**Problem to work on**
From the entries below, list each line with "Summary".

[Stored items]
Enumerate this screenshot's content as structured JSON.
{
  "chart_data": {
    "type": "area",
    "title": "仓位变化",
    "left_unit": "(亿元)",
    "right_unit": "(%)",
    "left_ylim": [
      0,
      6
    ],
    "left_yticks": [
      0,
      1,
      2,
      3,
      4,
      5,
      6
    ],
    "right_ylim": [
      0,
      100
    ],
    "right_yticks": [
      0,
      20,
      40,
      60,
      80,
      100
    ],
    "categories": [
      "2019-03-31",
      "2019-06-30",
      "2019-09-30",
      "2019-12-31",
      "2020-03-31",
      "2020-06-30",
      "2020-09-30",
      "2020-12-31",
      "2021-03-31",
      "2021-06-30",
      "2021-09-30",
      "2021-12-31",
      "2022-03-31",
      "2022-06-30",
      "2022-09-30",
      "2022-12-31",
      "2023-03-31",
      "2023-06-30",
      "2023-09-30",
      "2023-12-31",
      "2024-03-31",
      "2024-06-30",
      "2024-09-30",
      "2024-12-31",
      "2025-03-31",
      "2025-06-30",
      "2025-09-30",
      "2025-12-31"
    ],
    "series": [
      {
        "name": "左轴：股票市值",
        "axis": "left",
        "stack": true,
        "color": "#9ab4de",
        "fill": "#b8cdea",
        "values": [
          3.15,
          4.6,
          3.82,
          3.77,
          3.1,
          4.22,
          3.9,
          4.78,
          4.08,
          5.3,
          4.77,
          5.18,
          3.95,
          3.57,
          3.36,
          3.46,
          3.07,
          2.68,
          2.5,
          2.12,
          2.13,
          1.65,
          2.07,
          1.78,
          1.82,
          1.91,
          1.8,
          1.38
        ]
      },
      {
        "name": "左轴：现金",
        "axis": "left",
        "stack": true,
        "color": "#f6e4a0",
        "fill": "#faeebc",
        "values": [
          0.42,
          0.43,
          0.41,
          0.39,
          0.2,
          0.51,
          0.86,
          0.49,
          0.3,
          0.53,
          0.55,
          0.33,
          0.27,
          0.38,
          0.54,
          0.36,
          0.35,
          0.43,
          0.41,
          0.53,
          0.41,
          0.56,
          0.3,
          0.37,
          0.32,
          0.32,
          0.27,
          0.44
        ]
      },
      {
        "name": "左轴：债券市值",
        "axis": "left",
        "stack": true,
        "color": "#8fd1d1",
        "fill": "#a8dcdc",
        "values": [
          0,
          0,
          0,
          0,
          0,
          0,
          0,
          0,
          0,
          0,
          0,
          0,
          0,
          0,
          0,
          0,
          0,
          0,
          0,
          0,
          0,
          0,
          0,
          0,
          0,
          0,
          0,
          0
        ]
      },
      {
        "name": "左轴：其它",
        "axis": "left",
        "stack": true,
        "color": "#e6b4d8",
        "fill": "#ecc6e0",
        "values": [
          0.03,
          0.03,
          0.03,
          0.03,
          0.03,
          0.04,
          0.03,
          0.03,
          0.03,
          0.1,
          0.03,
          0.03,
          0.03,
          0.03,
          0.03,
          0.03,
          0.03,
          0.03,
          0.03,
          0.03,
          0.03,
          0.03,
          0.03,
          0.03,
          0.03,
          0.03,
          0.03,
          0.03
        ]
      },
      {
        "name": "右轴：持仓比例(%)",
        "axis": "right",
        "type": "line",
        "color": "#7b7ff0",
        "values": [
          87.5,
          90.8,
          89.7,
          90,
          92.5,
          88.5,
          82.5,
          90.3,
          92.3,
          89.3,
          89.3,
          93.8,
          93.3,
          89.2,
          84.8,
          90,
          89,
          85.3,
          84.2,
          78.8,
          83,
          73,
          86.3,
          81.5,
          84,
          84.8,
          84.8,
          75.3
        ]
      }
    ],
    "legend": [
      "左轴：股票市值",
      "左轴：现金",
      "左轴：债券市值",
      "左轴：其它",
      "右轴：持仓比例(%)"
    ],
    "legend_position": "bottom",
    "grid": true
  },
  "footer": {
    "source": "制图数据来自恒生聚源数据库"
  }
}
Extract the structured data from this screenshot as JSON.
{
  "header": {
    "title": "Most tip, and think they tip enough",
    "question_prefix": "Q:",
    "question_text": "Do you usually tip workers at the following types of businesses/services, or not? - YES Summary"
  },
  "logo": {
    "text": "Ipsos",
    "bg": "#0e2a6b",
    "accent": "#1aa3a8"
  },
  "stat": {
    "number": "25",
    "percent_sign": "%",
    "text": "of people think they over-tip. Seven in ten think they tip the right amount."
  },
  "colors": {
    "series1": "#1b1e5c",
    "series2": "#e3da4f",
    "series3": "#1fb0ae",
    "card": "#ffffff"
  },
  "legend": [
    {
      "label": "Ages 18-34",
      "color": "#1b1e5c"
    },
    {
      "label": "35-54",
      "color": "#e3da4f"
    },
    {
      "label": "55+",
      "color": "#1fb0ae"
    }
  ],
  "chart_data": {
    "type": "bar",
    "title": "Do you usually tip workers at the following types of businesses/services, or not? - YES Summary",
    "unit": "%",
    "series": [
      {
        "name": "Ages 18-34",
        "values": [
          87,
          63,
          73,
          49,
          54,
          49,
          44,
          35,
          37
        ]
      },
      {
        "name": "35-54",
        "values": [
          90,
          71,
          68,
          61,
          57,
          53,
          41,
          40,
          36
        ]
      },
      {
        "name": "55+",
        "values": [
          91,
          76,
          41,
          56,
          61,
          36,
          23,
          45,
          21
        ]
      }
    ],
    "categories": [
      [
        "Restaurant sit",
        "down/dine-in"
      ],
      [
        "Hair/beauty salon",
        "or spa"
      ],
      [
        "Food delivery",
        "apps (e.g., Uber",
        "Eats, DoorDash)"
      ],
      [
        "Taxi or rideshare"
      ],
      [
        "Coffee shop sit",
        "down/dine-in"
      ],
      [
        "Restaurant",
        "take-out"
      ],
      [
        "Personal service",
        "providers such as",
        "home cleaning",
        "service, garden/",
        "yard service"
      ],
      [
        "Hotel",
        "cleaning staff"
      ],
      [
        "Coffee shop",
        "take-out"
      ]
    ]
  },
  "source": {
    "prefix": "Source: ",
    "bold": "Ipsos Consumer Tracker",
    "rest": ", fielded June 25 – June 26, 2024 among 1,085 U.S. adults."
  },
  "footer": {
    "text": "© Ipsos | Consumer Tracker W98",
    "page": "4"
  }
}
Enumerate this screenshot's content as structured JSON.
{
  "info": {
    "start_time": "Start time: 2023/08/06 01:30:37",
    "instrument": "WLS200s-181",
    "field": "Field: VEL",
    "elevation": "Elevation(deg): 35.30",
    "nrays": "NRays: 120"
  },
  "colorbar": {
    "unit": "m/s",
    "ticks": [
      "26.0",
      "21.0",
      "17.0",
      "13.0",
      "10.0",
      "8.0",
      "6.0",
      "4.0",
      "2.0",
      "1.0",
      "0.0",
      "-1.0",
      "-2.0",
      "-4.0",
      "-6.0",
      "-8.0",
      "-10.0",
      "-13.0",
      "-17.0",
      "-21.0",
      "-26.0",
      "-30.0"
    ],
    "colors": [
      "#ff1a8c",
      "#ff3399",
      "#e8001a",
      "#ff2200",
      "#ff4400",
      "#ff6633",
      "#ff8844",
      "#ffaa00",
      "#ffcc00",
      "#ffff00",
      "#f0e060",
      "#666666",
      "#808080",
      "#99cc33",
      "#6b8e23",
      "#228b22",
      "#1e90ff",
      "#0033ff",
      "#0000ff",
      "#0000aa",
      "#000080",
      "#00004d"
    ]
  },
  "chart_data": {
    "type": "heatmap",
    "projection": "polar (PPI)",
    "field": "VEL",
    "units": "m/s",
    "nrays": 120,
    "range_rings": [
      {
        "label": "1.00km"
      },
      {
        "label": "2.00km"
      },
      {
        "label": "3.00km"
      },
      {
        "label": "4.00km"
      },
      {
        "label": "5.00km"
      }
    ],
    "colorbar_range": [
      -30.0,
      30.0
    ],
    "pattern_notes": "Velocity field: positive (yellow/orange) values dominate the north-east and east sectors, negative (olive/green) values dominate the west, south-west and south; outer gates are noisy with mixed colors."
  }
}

**Output of the task**
    "question_text": "Do you usually tip workers at the following types of businesses/services, or not? - YES Summary"
    "title": "Do you usually tip workers at the following types of businesses/services, or not? - YES Summary",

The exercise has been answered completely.